YOUR GOAL: From the listing below, pull out the lines that hold "this".

INFORMATION GIVEN:
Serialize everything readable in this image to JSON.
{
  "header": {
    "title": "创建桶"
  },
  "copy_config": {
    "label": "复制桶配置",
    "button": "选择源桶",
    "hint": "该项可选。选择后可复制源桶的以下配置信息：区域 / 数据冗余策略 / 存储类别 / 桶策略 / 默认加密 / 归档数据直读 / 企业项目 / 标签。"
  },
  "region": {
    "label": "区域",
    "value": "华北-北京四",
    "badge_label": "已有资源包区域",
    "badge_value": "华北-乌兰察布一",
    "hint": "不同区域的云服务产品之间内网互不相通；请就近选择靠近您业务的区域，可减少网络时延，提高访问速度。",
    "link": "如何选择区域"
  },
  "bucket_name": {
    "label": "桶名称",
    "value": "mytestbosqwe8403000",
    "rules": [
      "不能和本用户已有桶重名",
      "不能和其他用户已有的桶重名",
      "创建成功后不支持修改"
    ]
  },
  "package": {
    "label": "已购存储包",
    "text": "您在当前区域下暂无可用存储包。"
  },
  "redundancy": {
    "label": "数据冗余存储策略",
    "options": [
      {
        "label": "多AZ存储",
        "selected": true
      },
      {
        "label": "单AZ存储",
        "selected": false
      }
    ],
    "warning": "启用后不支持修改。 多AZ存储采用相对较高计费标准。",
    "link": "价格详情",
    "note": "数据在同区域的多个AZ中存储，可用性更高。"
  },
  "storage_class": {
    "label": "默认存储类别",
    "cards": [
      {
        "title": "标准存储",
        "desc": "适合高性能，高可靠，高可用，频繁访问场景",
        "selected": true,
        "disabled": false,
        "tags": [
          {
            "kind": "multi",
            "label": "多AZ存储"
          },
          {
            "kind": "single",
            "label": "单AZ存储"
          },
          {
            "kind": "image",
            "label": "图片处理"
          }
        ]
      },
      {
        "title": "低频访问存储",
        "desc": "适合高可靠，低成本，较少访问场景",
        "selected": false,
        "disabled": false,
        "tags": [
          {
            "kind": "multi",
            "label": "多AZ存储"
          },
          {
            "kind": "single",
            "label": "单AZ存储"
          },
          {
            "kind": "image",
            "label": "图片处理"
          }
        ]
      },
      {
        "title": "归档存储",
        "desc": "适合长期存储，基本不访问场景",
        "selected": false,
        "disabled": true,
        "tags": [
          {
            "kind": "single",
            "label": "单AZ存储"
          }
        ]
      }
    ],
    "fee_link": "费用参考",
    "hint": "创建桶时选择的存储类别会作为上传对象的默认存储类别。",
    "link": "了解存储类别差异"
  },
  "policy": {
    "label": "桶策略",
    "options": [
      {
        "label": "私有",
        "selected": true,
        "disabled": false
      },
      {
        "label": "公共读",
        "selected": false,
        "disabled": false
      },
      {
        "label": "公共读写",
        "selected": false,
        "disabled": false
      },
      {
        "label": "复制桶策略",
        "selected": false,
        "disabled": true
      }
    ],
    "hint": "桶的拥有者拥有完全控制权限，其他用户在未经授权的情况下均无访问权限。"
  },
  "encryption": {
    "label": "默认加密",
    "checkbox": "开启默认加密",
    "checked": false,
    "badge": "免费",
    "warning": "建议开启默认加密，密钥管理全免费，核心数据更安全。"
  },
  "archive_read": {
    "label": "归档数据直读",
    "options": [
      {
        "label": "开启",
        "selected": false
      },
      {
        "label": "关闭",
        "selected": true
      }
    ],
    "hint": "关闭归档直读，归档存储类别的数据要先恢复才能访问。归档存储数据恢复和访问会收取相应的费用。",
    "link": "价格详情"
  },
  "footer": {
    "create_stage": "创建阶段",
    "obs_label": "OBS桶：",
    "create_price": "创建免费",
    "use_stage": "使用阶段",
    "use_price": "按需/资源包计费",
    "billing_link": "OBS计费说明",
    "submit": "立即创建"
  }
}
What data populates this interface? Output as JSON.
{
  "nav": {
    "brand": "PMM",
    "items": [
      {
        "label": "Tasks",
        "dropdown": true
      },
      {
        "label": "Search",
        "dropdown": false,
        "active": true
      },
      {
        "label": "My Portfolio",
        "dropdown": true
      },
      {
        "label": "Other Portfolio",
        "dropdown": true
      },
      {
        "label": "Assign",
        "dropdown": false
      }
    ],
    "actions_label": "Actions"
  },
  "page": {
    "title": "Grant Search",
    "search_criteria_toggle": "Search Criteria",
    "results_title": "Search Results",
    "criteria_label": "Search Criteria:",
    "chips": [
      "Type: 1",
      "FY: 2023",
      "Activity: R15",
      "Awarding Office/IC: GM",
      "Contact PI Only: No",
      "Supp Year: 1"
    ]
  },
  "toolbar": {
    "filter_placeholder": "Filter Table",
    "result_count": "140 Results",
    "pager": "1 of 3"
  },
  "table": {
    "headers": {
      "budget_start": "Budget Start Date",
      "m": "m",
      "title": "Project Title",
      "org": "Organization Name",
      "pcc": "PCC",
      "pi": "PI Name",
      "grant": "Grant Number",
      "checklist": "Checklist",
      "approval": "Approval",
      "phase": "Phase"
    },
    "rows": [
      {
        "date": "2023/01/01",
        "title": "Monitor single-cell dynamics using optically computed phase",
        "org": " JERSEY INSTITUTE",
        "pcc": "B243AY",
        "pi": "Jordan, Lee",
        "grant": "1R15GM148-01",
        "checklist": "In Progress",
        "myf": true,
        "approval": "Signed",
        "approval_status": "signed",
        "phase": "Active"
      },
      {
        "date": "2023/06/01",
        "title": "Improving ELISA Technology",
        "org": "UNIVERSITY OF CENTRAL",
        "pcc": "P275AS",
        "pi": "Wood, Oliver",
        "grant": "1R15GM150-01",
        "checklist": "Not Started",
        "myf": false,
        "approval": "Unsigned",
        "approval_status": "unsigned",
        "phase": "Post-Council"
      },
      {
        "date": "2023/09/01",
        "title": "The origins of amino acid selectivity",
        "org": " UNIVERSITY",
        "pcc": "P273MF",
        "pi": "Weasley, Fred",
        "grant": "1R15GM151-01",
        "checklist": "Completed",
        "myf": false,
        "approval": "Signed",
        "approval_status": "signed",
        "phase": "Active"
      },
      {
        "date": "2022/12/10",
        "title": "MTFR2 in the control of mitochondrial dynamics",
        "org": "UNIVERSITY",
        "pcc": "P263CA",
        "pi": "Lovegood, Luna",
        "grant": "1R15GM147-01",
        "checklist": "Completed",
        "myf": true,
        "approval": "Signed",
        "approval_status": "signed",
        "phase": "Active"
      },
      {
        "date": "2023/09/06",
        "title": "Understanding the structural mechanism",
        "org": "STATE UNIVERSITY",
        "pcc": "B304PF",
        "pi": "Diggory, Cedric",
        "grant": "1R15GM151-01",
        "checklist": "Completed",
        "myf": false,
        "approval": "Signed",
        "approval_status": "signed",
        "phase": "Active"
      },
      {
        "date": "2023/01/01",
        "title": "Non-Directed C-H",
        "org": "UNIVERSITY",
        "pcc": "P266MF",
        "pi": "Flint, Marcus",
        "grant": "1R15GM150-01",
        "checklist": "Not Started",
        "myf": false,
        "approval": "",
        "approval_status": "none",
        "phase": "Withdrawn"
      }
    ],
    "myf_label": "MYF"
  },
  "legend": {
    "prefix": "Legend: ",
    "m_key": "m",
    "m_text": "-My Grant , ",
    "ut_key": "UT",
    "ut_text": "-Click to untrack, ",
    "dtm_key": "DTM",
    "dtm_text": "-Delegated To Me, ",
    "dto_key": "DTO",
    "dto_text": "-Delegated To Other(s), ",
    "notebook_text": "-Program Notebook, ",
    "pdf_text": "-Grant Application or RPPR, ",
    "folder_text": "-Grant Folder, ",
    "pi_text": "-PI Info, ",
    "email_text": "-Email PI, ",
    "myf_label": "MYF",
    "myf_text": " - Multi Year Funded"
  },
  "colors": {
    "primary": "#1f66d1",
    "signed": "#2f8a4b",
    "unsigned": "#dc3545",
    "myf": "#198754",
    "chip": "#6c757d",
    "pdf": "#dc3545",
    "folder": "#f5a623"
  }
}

THE OUTPUT:
Serialize everything readable in this image to JSON.
What data populates this interface? Output as JSON.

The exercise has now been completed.